— DIRECTIONS —
Which lines contain the word "JSON"? Return each of them as written.

[Data extracted from a collection]
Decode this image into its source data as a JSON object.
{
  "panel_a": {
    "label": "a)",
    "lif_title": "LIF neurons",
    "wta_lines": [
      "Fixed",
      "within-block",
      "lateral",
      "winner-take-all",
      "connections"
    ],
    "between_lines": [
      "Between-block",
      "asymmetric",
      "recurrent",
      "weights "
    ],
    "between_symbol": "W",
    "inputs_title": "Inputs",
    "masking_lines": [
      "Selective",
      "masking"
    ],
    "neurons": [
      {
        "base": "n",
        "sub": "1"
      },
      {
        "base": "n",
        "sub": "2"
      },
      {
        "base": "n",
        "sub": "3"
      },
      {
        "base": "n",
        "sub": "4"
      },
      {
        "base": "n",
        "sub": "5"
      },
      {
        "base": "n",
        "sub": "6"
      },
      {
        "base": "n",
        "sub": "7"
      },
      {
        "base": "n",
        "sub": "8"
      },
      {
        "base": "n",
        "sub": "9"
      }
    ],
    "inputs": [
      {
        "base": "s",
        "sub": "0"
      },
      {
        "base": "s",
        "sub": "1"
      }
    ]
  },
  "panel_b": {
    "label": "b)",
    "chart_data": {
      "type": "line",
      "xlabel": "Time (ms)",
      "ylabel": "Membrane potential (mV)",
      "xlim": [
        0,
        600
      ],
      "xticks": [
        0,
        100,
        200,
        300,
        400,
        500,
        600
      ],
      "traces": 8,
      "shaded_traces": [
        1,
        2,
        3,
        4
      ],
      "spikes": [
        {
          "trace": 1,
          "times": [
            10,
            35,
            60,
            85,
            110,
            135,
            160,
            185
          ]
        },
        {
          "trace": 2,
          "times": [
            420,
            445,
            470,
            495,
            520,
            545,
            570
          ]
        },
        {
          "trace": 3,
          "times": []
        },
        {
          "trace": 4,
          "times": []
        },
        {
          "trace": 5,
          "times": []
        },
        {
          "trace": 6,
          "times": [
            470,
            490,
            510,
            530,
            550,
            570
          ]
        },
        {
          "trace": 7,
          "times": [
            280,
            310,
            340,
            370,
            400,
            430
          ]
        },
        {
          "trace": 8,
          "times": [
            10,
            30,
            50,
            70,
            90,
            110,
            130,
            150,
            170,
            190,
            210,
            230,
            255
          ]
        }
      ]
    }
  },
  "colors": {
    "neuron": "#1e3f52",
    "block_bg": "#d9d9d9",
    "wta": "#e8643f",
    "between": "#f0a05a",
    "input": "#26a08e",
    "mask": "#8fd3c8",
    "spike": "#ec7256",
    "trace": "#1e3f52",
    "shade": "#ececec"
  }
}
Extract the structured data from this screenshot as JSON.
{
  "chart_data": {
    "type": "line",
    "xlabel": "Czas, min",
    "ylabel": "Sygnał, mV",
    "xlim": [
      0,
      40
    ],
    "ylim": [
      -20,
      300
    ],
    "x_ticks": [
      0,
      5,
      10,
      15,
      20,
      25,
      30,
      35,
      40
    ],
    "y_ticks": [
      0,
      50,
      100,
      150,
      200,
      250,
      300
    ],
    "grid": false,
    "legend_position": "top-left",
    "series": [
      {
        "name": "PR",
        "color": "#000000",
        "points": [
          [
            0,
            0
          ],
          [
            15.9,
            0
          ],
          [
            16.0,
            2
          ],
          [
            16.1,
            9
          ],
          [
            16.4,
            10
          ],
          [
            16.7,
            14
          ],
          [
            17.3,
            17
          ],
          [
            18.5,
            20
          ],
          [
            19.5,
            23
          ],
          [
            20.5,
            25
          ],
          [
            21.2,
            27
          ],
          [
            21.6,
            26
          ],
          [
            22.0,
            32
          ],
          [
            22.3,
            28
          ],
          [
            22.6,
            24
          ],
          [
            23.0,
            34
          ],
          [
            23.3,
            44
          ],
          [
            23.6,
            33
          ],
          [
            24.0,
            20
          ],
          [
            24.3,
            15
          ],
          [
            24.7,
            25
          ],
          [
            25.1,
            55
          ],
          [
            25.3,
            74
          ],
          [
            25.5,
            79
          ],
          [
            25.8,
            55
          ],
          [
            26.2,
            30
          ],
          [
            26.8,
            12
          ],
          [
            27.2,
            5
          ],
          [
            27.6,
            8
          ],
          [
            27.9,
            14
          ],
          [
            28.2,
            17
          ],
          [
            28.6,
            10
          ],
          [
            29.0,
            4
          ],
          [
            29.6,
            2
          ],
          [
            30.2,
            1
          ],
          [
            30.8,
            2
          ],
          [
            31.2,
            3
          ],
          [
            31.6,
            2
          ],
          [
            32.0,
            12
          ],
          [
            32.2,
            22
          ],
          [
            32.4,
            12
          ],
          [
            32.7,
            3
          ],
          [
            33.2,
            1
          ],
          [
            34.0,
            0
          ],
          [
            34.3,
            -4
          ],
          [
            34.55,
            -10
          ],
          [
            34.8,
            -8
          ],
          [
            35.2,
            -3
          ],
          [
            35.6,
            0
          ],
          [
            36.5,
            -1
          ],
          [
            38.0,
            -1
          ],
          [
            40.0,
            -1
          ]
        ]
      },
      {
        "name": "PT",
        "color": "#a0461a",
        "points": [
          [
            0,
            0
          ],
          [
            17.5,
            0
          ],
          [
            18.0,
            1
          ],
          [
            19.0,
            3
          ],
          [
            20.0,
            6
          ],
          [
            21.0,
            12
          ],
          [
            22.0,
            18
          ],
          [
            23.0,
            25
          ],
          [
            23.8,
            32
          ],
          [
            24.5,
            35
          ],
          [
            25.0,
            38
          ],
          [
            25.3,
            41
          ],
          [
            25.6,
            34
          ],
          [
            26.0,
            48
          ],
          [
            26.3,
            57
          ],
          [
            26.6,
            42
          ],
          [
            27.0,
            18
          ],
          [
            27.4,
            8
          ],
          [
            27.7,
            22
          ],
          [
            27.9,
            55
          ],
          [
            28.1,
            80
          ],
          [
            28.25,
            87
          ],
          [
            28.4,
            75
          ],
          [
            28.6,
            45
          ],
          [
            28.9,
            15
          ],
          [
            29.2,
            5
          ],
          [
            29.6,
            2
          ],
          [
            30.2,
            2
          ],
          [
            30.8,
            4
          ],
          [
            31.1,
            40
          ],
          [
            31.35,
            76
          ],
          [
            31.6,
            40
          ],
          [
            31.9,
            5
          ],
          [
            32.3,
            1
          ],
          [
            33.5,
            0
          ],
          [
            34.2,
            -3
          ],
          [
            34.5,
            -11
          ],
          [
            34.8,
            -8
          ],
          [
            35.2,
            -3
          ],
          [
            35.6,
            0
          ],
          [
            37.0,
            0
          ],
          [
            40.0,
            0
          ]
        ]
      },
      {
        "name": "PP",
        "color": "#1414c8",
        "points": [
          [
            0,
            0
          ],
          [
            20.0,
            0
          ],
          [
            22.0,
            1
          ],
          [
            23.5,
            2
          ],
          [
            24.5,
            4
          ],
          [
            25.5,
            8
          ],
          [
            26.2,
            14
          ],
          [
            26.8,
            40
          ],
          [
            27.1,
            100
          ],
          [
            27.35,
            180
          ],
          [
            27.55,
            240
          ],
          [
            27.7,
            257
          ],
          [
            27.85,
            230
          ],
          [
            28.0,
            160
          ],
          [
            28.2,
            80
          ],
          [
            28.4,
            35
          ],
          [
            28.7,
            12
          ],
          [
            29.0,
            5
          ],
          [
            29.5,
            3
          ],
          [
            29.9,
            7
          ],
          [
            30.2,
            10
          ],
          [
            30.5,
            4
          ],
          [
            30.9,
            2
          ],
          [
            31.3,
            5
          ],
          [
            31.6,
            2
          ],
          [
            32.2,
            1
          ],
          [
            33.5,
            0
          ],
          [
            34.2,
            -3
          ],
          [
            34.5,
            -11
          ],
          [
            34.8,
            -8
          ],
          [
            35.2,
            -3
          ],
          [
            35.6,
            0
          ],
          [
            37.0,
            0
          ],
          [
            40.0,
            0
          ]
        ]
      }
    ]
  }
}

— THE RESULT —
Decode this image into its source data as a JSON object.
Extract the structured data from this screenshot as JSON.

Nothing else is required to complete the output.